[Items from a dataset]
========================================================================

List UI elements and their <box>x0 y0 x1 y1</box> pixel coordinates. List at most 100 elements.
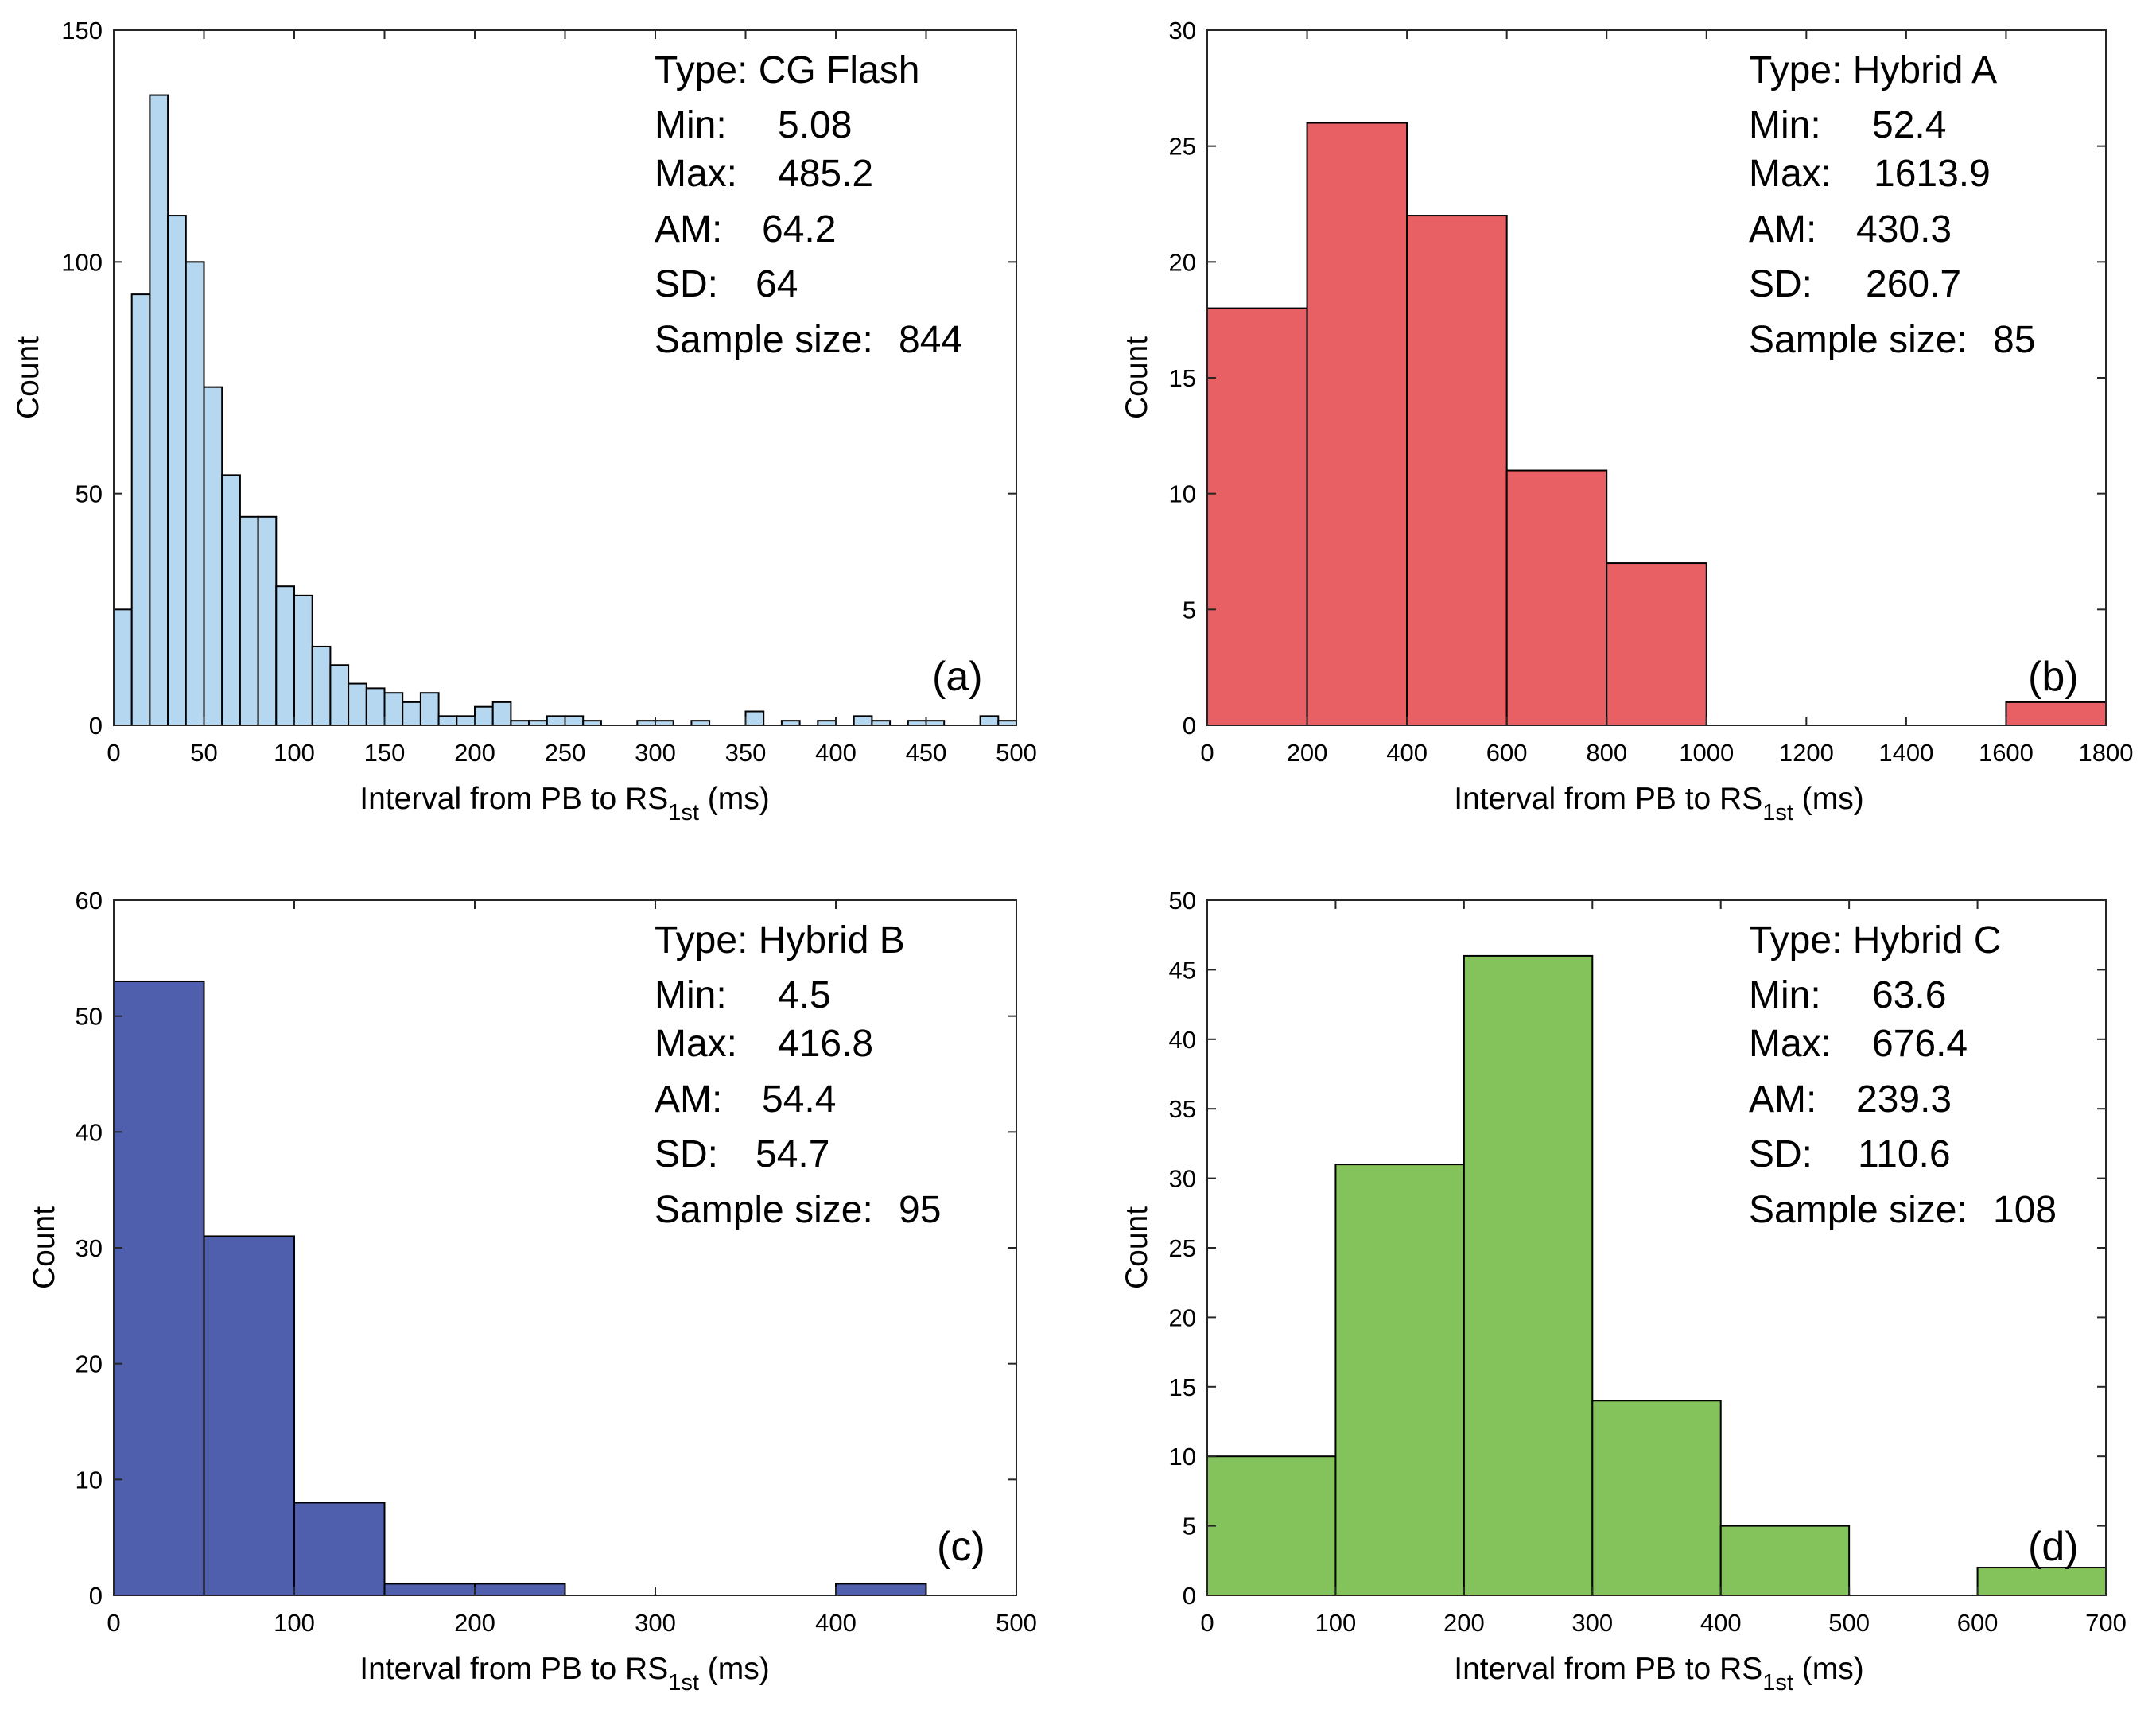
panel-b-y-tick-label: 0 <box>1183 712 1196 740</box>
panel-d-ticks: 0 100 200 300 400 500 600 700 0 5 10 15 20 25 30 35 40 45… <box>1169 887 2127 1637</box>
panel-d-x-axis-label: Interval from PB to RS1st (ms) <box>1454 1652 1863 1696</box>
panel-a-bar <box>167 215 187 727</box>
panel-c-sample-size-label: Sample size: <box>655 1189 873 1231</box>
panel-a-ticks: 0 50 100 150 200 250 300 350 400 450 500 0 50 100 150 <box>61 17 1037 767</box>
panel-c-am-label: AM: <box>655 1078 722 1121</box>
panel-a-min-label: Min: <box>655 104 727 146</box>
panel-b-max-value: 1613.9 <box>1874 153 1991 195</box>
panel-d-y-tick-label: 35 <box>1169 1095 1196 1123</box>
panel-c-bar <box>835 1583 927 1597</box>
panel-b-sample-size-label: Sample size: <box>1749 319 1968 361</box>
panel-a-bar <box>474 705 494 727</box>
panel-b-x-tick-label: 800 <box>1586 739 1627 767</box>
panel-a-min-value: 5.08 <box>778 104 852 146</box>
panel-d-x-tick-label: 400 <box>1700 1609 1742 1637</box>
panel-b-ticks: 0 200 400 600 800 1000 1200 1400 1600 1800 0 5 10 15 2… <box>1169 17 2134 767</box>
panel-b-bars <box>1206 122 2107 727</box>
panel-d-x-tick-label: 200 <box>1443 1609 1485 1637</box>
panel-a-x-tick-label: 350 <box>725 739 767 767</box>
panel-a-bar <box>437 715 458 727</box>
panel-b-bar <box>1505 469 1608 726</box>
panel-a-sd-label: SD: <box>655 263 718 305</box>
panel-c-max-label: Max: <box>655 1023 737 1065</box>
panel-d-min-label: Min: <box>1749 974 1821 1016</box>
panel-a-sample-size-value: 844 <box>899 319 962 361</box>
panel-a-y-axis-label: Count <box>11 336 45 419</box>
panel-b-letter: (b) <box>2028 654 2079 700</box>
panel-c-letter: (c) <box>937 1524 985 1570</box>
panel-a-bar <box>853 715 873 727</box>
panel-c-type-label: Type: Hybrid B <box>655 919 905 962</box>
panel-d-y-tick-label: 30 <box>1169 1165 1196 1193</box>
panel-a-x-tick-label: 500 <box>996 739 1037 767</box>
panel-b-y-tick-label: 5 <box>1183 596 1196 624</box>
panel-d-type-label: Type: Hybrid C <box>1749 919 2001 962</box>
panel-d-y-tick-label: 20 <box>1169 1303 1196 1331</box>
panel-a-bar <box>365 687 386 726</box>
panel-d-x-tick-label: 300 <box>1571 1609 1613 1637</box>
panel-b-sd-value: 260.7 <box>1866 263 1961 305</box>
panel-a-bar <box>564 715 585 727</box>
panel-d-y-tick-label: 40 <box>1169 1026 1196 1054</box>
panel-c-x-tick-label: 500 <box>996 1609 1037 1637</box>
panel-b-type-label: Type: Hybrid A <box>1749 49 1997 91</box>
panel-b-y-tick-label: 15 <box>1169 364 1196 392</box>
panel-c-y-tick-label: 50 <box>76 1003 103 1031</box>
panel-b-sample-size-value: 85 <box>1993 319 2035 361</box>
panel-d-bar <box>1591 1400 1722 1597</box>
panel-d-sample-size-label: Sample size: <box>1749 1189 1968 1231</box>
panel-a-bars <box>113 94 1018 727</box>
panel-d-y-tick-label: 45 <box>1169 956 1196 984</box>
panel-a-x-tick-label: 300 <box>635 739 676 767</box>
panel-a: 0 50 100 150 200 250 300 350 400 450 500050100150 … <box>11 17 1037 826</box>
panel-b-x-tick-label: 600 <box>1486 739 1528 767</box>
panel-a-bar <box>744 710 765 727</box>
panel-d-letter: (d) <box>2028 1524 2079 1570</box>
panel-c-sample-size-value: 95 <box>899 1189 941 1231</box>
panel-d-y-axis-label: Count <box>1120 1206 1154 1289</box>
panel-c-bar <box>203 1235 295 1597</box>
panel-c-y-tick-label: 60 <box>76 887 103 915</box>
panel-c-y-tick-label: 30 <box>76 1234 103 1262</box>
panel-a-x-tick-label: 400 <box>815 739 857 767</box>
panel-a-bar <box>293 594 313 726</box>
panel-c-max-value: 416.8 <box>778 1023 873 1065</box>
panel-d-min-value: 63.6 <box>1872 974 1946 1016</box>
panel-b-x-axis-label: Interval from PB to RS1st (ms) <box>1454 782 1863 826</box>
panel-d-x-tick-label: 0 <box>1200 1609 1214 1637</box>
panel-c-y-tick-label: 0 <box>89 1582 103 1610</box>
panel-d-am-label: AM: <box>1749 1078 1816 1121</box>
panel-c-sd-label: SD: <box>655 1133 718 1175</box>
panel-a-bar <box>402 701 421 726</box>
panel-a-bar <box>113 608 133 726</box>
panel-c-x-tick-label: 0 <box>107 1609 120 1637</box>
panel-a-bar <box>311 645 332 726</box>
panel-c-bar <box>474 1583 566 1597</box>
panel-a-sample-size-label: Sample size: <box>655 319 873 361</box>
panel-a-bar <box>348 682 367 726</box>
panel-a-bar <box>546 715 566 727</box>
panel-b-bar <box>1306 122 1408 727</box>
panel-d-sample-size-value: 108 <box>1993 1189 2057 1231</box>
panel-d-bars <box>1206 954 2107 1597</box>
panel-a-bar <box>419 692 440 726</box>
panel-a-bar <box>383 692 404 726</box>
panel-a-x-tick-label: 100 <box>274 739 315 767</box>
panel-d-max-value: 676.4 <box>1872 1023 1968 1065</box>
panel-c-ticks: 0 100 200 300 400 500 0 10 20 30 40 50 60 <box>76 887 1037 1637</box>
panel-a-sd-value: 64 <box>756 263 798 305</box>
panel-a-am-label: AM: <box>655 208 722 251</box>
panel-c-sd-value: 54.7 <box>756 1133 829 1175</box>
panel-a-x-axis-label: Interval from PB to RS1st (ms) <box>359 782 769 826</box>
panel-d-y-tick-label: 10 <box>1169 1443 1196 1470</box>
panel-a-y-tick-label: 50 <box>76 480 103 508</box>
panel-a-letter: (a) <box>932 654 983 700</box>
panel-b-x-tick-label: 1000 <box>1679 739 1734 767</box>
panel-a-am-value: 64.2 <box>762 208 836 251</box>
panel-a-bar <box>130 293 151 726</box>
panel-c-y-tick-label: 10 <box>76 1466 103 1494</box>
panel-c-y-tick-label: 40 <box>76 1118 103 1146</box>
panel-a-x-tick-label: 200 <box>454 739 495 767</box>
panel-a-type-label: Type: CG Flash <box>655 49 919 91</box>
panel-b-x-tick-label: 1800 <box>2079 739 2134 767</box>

========================================================================

Copy the listing above word for word, leaving out the pictures.

### [CORRECT RESPONSE]
List UI elements and their <box>x0 y0 x1 y1</box> pixel coordinates. List at most 100 elements.
panel-b-y-tick-label: 0 <box>1183 712 1196 740</box>
panel-d-ticks: 0 100 200 300 400 500 600 700 0 5 10 15 20 25 30 35 40 45… <box>1169 887 2127 1637</box>
panel-d-x-axis-label: Interval from PB to RS1st (ms) <box>1454 1652 1863 1696</box>
panel-a-bar <box>167 215 187 727</box>
panel-c-sample-size-label: Sample size: <box>655 1189 873 1231</box>
panel-a-ticks: 0 50 100 150 200 250 300 350 400 450 500 0 50 100 150 <box>61 17 1037 767</box>
panel-c-am-label: AM: <box>655 1078 722 1121</box>
panel-a-min-label: Min: <box>655 104 727 146</box>
panel-b-max-value: 1613.9 <box>1874 153 1991 195</box>
panel-d-y-tick-label: 35 <box>1169 1095 1196 1123</box>
panel-c-bar <box>835 1583 927 1597</box>
panel-b-sample-size-label: Sample size: <box>1749 319 1968 361</box>
panel-a-bar <box>474 705 494 727</box>
panel-b-x-tick-label: 800 <box>1586 739 1627 767</box>
panel-a-min-value: 5.08 <box>778 104 852 146</box>
panel-d-x-tick-label: 400 <box>1700 1609 1742 1637</box>
panel-b-ticks: 0 200 400 600 800 1000 1200 1400 1600 1800 0 5 10 15 2… <box>1169 17 2134 767</box>
panel-b-bars <box>1206 122 2107 727</box>
panel-d-x-tick-label: 200 <box>1443 1609 1485 1637</box>
panel-a-x-tick-label: 350 <box>725 739 767 767</box>
panel-a-bar <box>437 715 458 727</box>
panel-b-bar <box>1505 469 1608 726</box>
panel-a-sd-label: SD: <box>655 263 718 305</box>
panel-c-max-label: Max: <box>655 1023 737 1065</box>
panel-d-min-label: Min: <box>1749 974 1821 1016</box>
panel-a-sample-size-value: 844 <box>899 319 962 361</box>
panel-a-y-axis-label: Count <box>11 336 45 419</box>
panel-b-letter: (b) <box>2028 654 2079 700</box>
panel-c-letter: (c) <box>937 1524 985 1570</box>
panel-a-bar <box>853 715 873 727</box>
panel-c-type-label: Type: Hybrid B <box>655 919 905 962</box>
panel-d-y-tick-label: 30 <box>1169 1165 1196 1193</box>
panel-a-x-tick-label: 500 <box>996 739 1037 767</box>
panel-b-y-tick-label: 5 <box>1183 596 1196 624</box>
panel-d-type-label: Type: Hybrid C <box>1749 919 2001 962</box>
panel-d-y-tick-label: 20 <box>1169 1303 1196 1331</box>
panel-a-bar <box>365 687 386 726</box>
panel-d-x-tick-label: 300 <box>1571 1609 1613 1637</box>
panel-b-sd-value: 260.7 <box>1866 263 1961 305</box>
panel-a-bar <box>564 715 585 727</box>
panel-d-y-tick-label: 40 <box>1169 1026 1196 1054</box>
panel-c-x-tick-label: 500 <box>996 1609 1037 1637</box>
panel-b-type-label: Type: Hybrid A <box>1749 49 1997 91</box>
panel-b-y-tick-label: 15 <box>1169 364 1196 392</box>
panel-c-y-tick-label: 50 <box>76 1003 103 1031</box>
panel-b-sample-size-value: 85 <box>1993 319 2035 361</box>
panel-d-bar <box>1591 1400 1722 1597</box>
panel-d-sample-size-label: Sample size: <box>1749 1189 1968 1231</box>
panel-a-bars <box>113 94 1018 727</box>
panel-d-y-tick-label: 45 <box>1169 956 1196 984</box>
panel-a-x-tick-label: 300 <box>635 739 676 767</box>
panel-a: 0 50 100 150 200 250 300 350 400 450 500050100150 … <box>11 17 1037 826</box>
panel-b-x-tick-label: 600 <box>1486 739 1528 767</box>
panel-a-bar <box>744 710 765 727</box>
panel-d-letter: (d) <box>2028 1524 2079 1570</box>
panel-c-sample-size-value: 95 <box>899 1189 941 1231</box>
panel-d-y-axis-label: Count <box>1120 1206 1154 1289</box>
panel-c-bar <box>203 1235 295 1597</box>
panel-c-y-tick-label: 60 <box>76 887 103 915</box>
panel-c-y-tick-label: 30 <box>76 1234 103 1262</box>
panel-a-x-tick-label: 400 <box>815 739 857 767</box>
panel-a-bar <box>293 594 313 726</box>
panel-c-max-value: 416.8 <box>778 1023 873 1065</box>
panel-d-min-value: 63.6 <box>1872 974 1946 1016</box>
panel-b-x-axis-label: Interval from PB to RS1st (ms) <box>1454 782 1863 826</box>
panel-d-x-tick-label: 0 <box>1200 1609 1214 1637</box>
panel-c-y-tick-label: 0 <box>89 1582 103 1610</box>
panel-d-am-label: AM: <box>1749 1078 1816 1121</box>
panel-c-sd-label: SD: <box>655 1133 718 1175</box>
panel-a-bar <box>402 701 421 726</box>
panel-a-bar <box>113 608 133 726</box>
panel-c-x-tick-label: 0 <box>107 1609 120 1637</box>
panel-a-bar <box>311 645 332 726</box>
panel-c-bar <box>474 1583 566 1597</box>
panel-a-sample-size-label: Sample size: <box>655 319 873 361</box>
panel-a-bar <box>348 682 367 726</box>
panel-a-bar <box>546 715 566 727</box>
panel-b-bar <box>1306 122 1408 727</box>
panel-d-sample-size-value: 108 <box>1993 1189 2057 1231</box>
panel-d-bars <box>1206 954 2107 1597</box>
panel-a-bar <box>419 692 440 726</box>
panel-a-bar <box>383 692 404 726</box>
panel-a-x-tick-label: 100 <box>274 739 315 767</box>
panel-d-max-value: 676.4 <box>1872 1023 1968 1065</box>
panel-c-ticks: 0 100 200 300 400 500 0 10 20 30 40 50 60 <box>76 887 1037 1637</box>
panel-a-sd-value: 64 <box>756 263 798 305</box>
panel-a-am-label: AM: <box>655 208 722 251</box>
panel-c-sd-value: 54.7 <box>756 1133 829 1175</box>
panel-a-x-axis-label: Interval from PB to RS1st (ms) <box>359 782 769 826</box>
panel-d-y-tick-label: 10 <box>1169 1443 1196 1470</box>
panel-a-y-tick-label: 50 <box>76 480 103 508</box>
panel-a-letter: (a) <box>932 654 983 700</box>
panel-b-x-tick-label: 1000 <box>1679 739 1734 767</box>
panel-a-am-value: 64.2 <box>762 208 836 251</box>
panel-a-bar <box>130 293 151 726</box>
panel-c-y-tick-label: 10 <box>76 1466 103 1494</box>
panel-c-y-tick-label: 40 <box>76 1118 103 1146</box>
panel-a-x-tick-label: 200 <box>454 739 495 767</box>
panel-a-type-label: Type: CG Flash <box>655 49 919 91</box>
panel-b-x-tick-label: 1800 <box>2079 739 2134 767</box>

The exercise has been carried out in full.